** Task to complete **
Restate the listing below word for word, omitting any images.

┌────────

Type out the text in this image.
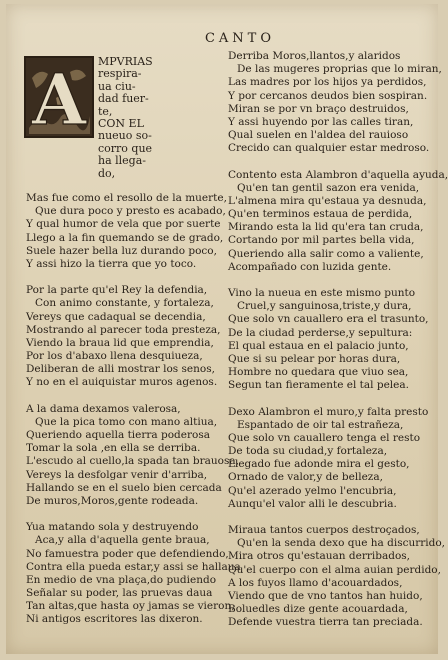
CANTO
A MPVRIAS
respira-
ua ciu-
dad fuer-
te,
CON EL
nueuo so-
corro que
ha llega-
do,
Mas fue como el resollo de la muerte,
Que dura poco y presto es acabado,
Y qual humor de vela que por suerte
Llego a la fin quemando se de grado,
Suele hazer bella luz durando poco,
Y assi hizo la tierra que yo toco.
Por la parte qu'el Rey la defendia,
Con animo constante, y fortaleza,
Vereys que cadaqual se decendia,
Mostrando al parecer toda presteza,
Viendo la braua lid que emprendia,
Por los d'abaxo llena desquiueza,
Deliberan de alli mostrar los senos,
Y no en el auiquistar muros agenos.
A la dama dexamos valerosa,
Que la pica tomo con mano altiua,
Queriendo aquella tierra poderosa
Tomar la sola ,en ella se derriba.
L'escudo al cuello,la spada tan brauosa,
Vereys la desfolgar venir d'arriba,
Hallando se en el suelo bien cercada
De muros,Moros,gente rodeada.
Yua matando sola y destruyendo
Aca,y alla d'aquella gente braua,
No famuestra poder que defendiendo,
Contra ella pueda estar,y assi se hallaua
En medio de vna plaça,do pudiendo
Señalar su poder, las pruevas daua
Tan altas,que hasta oy jamas se vieron,
Ni antigos escritores las dixeron.
Derriba Moros,llantos,y alaridos
De las mugeres proprias que lo miran,
Las madres por los hijos ya perdidos,
Y por cercanos deudos bien sospiran.
Miran se por vn braço destruidos,
Y assi huyendo por las calles tiran,
Qual suelen en l'aldea del rauioso
Crecido can qualquier estar medroso.
Contento esta Alambron d'aquella ayuda,
Qu'en tan gentil sazon era venida,
L'almena mira qu'estaua ya desnuda,
Qu'en terminos estaua de perdida,
Mirando esta la lid qu'era tan cruda,
Cortando por mil partes bella vida,
Queriendo alla salir como a valiente,
Acompañado con luzida gente.
Vino la nueua en este mismo punto
Cruel,y sanguinosa,triste,y dura,
Que solo vn cauallero era el trasunto,
De la ciudad perderse,y sepultura:
El qual estaua en el palacio junto,
Que si su pelear por horas dura,
Hombre no quedara que viuo sea,
Segun tan fieramente el tal pelea.
Dexo Alambron el muro,y falta presto
Espantado de oir tal estrañeza,
Que solo vn cauallero tenga el resto
De toda su ciudad,y fortaleza,
Llegado fue adonde mira el gesto,
Ornado de valor,y de belleza,
Qu'el azerado yelmo l'encubria,
Aunqu'el valor alli le descubria.
Miraua tantos cuerpos destroçados,
Qu'en la senda dexo que ha discurrido,
Mira otros qu'estauan derribados,
Qu'el cuerpo con el alma auian perdido,
A los fuyos llamo d'acouardados,
Viendo que de vno tantos han huido,
Boluedles dize gente acouardada,
Defende vuestra tierra tan preciada.
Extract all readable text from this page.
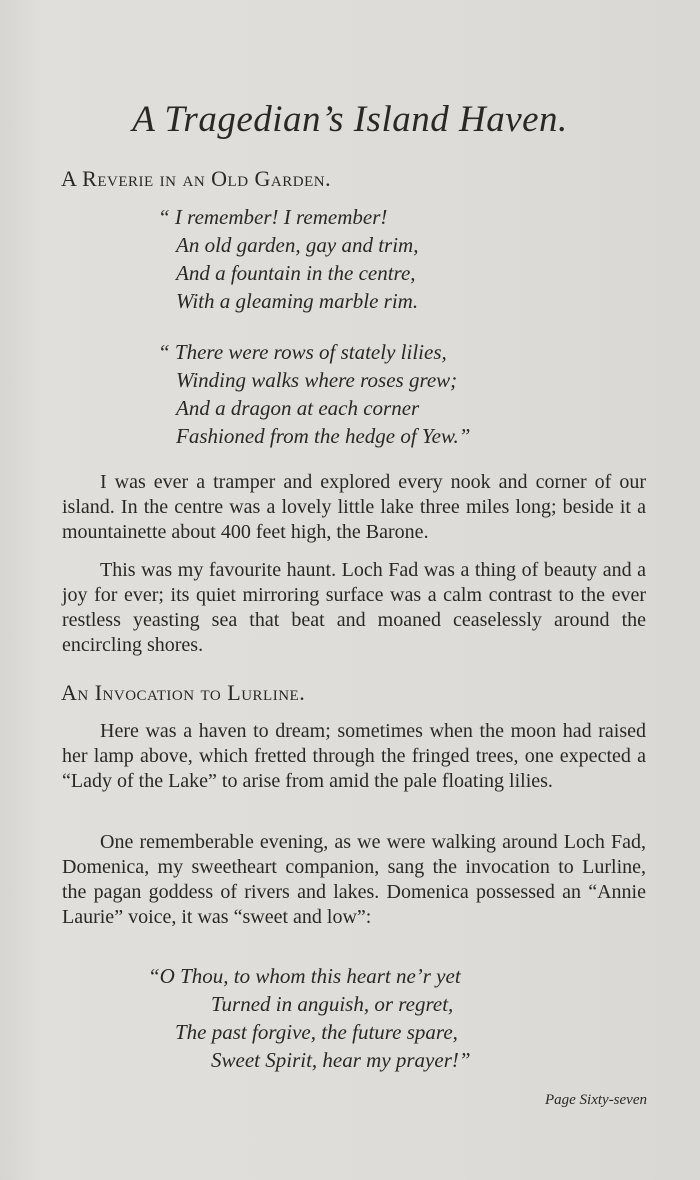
A Tragedian’s Island Haven.
A Reverie in an Old Garden.
“ I remember! I remember!
An old garden, gay and trim,
And a fountain in the centre,
With a gleaming marble rim.
“ There were rows of stately lilies,
Winding walks where roses grew;
And a dragon at each corner
Fashioned from the hedge of Yew.”

I was ever a tramper and explored every nook and corner of our island. In the centre was a lovely little lake three miles long; beside it a mountainette about 400 feet high, the Barone.

This was my favourite haunt. Loch Fad was a thing of beauty and a joy for ever; its quiet mirroring surface was a calm contrast to the ever restless yeasting sea that beat and moaned ceaselessly around the encircling shores.

An Invocation to Lurline.

Here was a haven to dream; sometimes when the moon had raised her lamp above, which fretted through the fringed trees, one expected a “Lady of the Lake” to arise from amid the pale floating lilies.

One rememberable evening, as we were walking around Loch Fad, Domenica, my sweetheart companion, sang the invocation to Lurline, the pagan goddess of rivers and lakes. Domenica possessed an “Annie Laurie” voice, it was “sweet and low”:

“O Thou, to whom this heart ne’r yet
Turned in anguish, or regret,
The past forgive, the future spare,
Sweet Spirit, hear my prayer!”

Page Sixty-seven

└────────

** Result for this task **
Type out the text in this image.
CANTO
A MPVRIAS
respira-
ua ciu-
dad fuer-
te,
CON EL
nueuo so-
corro que
ha llega-
do,
Mas fue como el resollo de la muerte,
Que dura poco y presto es acabado,
Y qual humor de vela que por suerte
Llego a la fin quemando se de grado,
Suele hazer bella luz durando poco,
Y assi hizo la tierra que yo toco.
Por la parte qu'el Rey la defendia,
Con animo constante, y fortaleza,
Vereys que cadaqual se decendia,
Mostrando al parecer toda presteza,
Viendo la braua lid que emprendia,
Por los d'abaxo llena desquiueza,
Deliberan de alli mostrar los senos,
Y no en el auiquistar muros agenos.
A la dama dexamos valerosa,
Que la pica tomo con mano altiua,
Queriendo aquella tierra poderosa
Tomar la sola ,en ella se derriba.
L'escudo al cuello,la spada tan brauosa,
Vereys la desfolgar venir d'arriba,
Hallando se en el suelo bien cercada
De muros,Moros,gente rodeada.
Yua matando sola y destruyendo
Aca,y alla d'aquella gente braua,
No famuestra poder que defendiendo,
Contra ella pueda estar,y assi se hallaua
En medio de vna plaça,do pudiendo
Señalar su poder, las pruevas daua
Tan altas,que hasta oy jamas se vieron,
Ni antigos escritores las dixeron.
Derriba Moros,llantos,y alaridos
De las mugeres proprias que lo miran,
Las madres por los hijos ya perdidos,
Y por cercanos deudos bien sospiran.
Miran se por vn braço destruidos,
Y assi huyendo por las calles tiran,
Qual suelen en l'aldea del rauioso
Crecido can qualquier estar medroso.
Contento esta Alambron d'aquella ayuda,
Qu'en tan gentil sazon era venida,
L'almena mira qu'estaua ya desnuda,
Qu'en terminos estaua de perdida,
Mirando esta la lid qu'era tan cruda,
Cortando por mil partes bella vida,
Queriendo alla salir como a valiente,
Acompañado con luzida gente.
Vino la nueua en este mismo punto
Cruel,y sanguinosa,triste,y dura,
Que solo vn cauallero era el trasunto,
De la ciudad perderse,y sepultura:
El qual estaua en el palacio junto,
Que si su pelear por horas dura,
Hombre no quedara que viuo sea,
Segun tan fieramente el tal pelea.
Dexo Alambron el muro,y falta presto
Espantado de oir tal estrañeza,
Que solo vn cauallero tenga el resto
De toda su ciudad,y fortaleza,
Llegado fue adonde mira el gesto,
Ornado de valor,y de belleza,
Qu'el azerado yelmo l'encubria,
Aunqu'el valor alli le descubria.
Miraua tantos cuerpos destroçados,
Qu'en la senda dexo que ha discurrido,
Mira otros qu'estauan derribados,
Qu'el cuerpo con el alma auian perdido,
A los fuyos llamo d'acouardados,
Viendo que de vno tantos han huido,
Boluedles dize gente acouardada,
Defende vuestra tierra tan preciada.
Extract all readable text from this page.
A Tragedian’s Island Haven.
A Reverie in an Old Garden.
“ I remember! I remember!
An old garden, gay and trim,
And a fountain in the centre,
With a gleaming marble rim.
“ There were rows of stately lilies,
Winding walks where roses grew;
And a dragon at each corner
Fashioned from the hedge of Yew.”

I was ever a tramper and explored every nook and corner of our island. In the centre was a lovely little lake three miles long; beside it a mountainette about 400 feet high, the Barone.

This was my favourite haunt. Loch Fad was a thing of beauty and a joy for ever; its quiet mirroring surface was a calm contrast to the ever restless yeasting sea that beat and moaned ceaselessly around the encircling shores.

An Invocation to Lurline.

Here was a haven to dream; sometimes when the moon had raised her lamp above, which fretted through the fringed trees, one expected a “Lady of the Lake” to arise from amid the pale floating lilies.

One rememberable evening, as we were walking around Loch Fad, Domenica, my sweetheart companion, sang the invocation to Lurline, the pagan goddess of rivers and lakes. Domenica possessed an “Annie Laurie” voice, it was “sweet and low”:

“O Thou, to whom this heart ne’r yet
Turned in anguish, or regret,
The past forgive, the future spare,
Sweet Spirit, hear my prayer!”

Page Sixty-seven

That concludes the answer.